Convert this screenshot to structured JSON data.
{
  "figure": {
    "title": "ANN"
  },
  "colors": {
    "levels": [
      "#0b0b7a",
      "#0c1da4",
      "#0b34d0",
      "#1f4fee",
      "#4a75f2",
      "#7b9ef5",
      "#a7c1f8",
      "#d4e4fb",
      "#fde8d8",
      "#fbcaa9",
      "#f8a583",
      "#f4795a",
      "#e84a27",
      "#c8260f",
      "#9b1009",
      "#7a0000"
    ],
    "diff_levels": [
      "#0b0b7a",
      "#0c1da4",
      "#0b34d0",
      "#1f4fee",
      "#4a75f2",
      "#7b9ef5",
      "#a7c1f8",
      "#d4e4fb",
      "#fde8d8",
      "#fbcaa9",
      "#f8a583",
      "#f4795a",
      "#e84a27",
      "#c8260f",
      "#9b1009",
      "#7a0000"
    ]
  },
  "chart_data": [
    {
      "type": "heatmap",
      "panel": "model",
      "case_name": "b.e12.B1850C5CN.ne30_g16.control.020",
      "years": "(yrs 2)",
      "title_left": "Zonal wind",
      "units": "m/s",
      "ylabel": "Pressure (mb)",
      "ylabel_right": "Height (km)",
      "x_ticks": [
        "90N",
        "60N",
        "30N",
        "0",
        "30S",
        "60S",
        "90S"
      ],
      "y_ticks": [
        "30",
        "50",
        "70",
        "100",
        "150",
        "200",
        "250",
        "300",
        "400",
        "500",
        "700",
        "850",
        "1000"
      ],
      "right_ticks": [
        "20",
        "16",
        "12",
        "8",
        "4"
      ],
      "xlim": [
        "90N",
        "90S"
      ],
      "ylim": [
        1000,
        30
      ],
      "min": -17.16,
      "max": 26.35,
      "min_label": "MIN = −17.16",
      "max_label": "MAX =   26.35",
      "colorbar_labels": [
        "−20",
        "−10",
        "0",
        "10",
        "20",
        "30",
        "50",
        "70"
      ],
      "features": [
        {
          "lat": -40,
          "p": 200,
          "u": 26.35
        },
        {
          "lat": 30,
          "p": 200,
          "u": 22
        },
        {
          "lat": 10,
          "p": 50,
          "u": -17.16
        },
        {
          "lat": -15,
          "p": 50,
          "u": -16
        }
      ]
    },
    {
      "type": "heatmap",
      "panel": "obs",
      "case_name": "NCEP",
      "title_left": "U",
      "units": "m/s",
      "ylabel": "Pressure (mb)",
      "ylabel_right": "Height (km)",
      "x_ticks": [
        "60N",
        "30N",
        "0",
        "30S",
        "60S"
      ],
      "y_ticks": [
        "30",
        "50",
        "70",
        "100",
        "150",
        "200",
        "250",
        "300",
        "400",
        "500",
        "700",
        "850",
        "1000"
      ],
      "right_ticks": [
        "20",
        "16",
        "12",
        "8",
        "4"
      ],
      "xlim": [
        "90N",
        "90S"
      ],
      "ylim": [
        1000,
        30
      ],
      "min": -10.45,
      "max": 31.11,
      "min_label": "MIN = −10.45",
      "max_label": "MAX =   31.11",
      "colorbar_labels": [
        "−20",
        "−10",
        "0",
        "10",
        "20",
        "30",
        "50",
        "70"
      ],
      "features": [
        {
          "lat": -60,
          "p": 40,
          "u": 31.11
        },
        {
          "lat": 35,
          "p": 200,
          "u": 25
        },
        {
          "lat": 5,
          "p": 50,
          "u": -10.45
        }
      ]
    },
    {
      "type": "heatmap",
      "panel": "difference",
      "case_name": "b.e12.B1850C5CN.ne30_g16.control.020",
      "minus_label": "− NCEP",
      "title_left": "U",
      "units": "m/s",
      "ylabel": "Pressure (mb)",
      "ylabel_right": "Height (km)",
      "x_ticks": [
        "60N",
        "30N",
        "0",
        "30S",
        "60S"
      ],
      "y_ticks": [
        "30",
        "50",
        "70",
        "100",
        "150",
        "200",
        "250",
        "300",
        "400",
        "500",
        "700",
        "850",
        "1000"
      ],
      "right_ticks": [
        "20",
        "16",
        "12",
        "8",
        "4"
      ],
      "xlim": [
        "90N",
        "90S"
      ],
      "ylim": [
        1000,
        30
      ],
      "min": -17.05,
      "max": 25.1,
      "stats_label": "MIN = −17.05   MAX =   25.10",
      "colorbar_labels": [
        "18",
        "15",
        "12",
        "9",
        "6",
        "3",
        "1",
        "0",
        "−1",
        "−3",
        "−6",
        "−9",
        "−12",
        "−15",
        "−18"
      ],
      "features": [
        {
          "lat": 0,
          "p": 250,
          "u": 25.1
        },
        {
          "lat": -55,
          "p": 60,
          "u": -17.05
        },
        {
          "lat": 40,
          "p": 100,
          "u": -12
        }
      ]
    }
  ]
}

◆ **Exercise details**: Return all of the data precisely as it appears.

◆ **Exercise response**:
Convert this screenshot to structured JSON data.
{
  "figure": {
    "title": "ANN"
  },
  "colors": {
    "levels": [
      "#0b0b7a",
      "#0c1da4",
      "#0b34d0",
      "#1f4fee",
      "#4a75f2",
      "#7b9ef5",
      "#a7c1f8",
      "#d4e4fb",
      "#fde8d8",
      "#fbcaa9",
      "#f8a583",
      "#f4795a",
      "#e84a27",
      "#c8260f",
      "#9b1009",
      "#7a0000"
    ],
    "diff_levels": [
      "#0b0b7a",
      "#0c1da4",
      "#0b34d0",
      "#1f4fee",
      "#4a75f2",
      "#7b9ef5",
      "#a7c1f8",
      "#d4e4fb",
      "#fde8d8",
      "#fbcaa9",
      "#f8a583",
      "#f4795a",
      "#e84a27",
      "#c8260f",
      "#9b1009",
      "#7a0000"
    ]
  },
  "chart_data": [
    {
      "type": "heatmap",
      "panel": "model",
      "case_name": "b.e12.B1850C5CN.ne30_g16.control.020",
      "years": "(yrs 2)",
      "title_left": "Zonal wind",
      "units": "m/s",
      "ylabel": "Pressure (mb)",
      "ylabel_right": "Height (km)",
      "x_ticks": [
        "90N",
        "60N",
        "30N",
        "0",
        "30S",
        "60S",
        "90S"
      ],
      "y_ticks": [
        "30",
        "50",
        "70",
        "100",
        "150",
        "200",
        "250",
        "300",
        "400",
        "500",
        "700",
        "850",
        "1000"
      ],
      "right_ticks": [
        "20",
        "16",
        "12",
        "8",
        "4"
      ],
      "xlim": [
        "90N",
        "90S"
      ],
      "ylim": [
        1000,
        30
      ],
      "min": -17.16,
      "max": 26.35,
      "min_label": "MIN = −17.16",
      "max_label": "MAX =   26.35",
      "colorbar_labels": [
        "−20",
        "−10",
        "0",
        "10",
        "20",
        "30",
        "50",
        "70"
      ],
      "features": [
        {
          "lat": -40,
          "p": 200,
          "u": 26.35
        },
        {
          "lat": 30,
          "p": 200,
          "u": 22
        },
        {
          "lat": 10,
          "p": 50,
          "u": -17.16
        },
        {
          "lat": -15,
          "p": 50,
          "u": -16
        }
      ]
    },
    {
      "type": "heatmap",
      "panel": "obs",
      "case_name": "NCEP",
      "title_left": "U",
      "units": "m/s",
      "ylabel": "Pressure (mb)",
      "ylabel_right": "Height (km)",
      "x_ticks": [
        "60N",
        "30N",
        "0",
        "30S",
        "60S"
      ],
      "y_ticks": [
        "30",
        "50",
        "70",
        "100",
        "150",
        "200",
        "250",
        "300",
        "400",
        "500",
        "700",
        "850",
        "1000"
      ],
      "right_ticks": [
        "20",
        "16",
        "12",
        "8",
        "4"
      ],
      "xlim": [
        "90N",
        "90S"
      ],
      "ylim": [
        1000,
        30
      ],
      "min": -10.45,
      "max": 31.11,
      "min_label": "MIN = −10.45",
      "max_label": "MAX =   31.11",
      "colorbar_labels": [
        "−20",
        "−10",
        "0",
        "10",
        "20",
        "30",
        "50",
        "70"
      ],
      "features": [
        {
          "lat": -60,
          "p": 40,
          "u": 31.11
        },
        {
          "lat": 35,
          "p": 200,
          "u": 25
        },
        {
          "lat": 5,
          "p": 50,
          "u": -10.45
        }
      ]
    },
    {
      "type": "heatmap",
      "panel": "difference",
      "case_name": "b.e12.B1850C5CN.ne30_g16.control.020",
      "minus_label": "− NCEP",
      "title_left": "U",
      "units": "m/s",
      "ylabel": "Pressure (mb)",
      "ylabel_right": "Height (km)",
      "x_ticks": [
        "60N",
        "30N",
        "0",
        "30S",
        "60S"
      ],
      "y_ticks": [
        "30",
        "50",
        "70",
        "100",
        "150",
        "200",
        "250",
        "300",
        "400",
        "500",
        "700",
        "850",
        "1000"
      ],
      "right_ticks": [
        "20",
        "16",
        "12",
        "8",
        "4"
      ],
      "xlim": [
        "90N",
        "90S"
      ],
      "ylim": [
        1000,
        30
      ],
      "min": -17.05,
      "max": 25.1,
      "stats_label": "MIN = −17.05   MAX =   25.10",
      "colorbar_labels": [
        "18",
        "15",
        "12",
        "9",
        "6",
        "3",
        "1",
        "0",
        "−1",
        "−3",
        "−6",
        "−9",
        "−12",
        "−15",
        "−18"
      ],
      "features": [
        {
          "lat": 0,
          "p": 250,
          "u": 25.1
        },
        {
          "lat": -55,
          "p": 60,
          "u": -17.05
        },
        {
          "lat": 40,
          "p": 100,
          "u": -12
        }
      ]
    }
  ]
}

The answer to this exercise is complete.